**REQUIRED TASK:**
Check the listing below for lines with the word "Meteorología" and say how many there are, with nothing but the number.
— begin SUPPLIED ENTRIES —
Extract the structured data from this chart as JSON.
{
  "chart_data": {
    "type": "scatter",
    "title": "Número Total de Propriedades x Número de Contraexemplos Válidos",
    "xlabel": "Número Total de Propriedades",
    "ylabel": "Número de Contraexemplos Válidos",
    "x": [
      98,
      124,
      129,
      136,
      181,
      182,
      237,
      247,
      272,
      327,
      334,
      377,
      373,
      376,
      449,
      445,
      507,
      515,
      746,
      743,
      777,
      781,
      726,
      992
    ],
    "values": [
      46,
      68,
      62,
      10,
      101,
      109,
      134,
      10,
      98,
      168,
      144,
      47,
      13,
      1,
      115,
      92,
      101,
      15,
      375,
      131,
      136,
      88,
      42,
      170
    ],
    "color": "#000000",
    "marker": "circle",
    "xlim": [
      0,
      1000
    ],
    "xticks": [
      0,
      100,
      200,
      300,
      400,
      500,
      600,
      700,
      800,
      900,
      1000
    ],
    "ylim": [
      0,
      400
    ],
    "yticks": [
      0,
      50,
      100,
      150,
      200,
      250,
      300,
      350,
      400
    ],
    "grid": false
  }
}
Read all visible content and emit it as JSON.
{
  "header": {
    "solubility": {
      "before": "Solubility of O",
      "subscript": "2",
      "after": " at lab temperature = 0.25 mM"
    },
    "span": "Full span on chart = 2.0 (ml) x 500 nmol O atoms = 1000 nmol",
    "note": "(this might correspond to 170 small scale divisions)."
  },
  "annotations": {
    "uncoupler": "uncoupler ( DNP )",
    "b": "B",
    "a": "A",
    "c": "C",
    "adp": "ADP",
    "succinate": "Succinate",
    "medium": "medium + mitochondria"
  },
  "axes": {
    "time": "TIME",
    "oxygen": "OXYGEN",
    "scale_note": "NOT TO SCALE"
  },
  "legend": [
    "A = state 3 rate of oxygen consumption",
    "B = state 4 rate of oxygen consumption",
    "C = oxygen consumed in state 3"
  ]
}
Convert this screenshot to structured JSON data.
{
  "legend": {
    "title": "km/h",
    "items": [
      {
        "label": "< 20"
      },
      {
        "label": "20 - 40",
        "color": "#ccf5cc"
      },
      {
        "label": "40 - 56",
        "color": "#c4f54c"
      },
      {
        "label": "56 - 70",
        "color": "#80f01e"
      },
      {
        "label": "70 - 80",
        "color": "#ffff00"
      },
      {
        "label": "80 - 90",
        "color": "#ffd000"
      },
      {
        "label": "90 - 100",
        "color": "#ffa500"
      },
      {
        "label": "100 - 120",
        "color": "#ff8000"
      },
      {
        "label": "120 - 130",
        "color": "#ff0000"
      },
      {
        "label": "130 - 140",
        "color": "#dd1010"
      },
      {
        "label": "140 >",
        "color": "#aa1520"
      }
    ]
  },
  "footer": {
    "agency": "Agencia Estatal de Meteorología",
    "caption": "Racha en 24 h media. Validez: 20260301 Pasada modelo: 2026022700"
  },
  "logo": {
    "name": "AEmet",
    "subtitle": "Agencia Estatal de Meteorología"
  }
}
— end SUPPLIED ENTRIES —
**FINAL ANSWER:**
2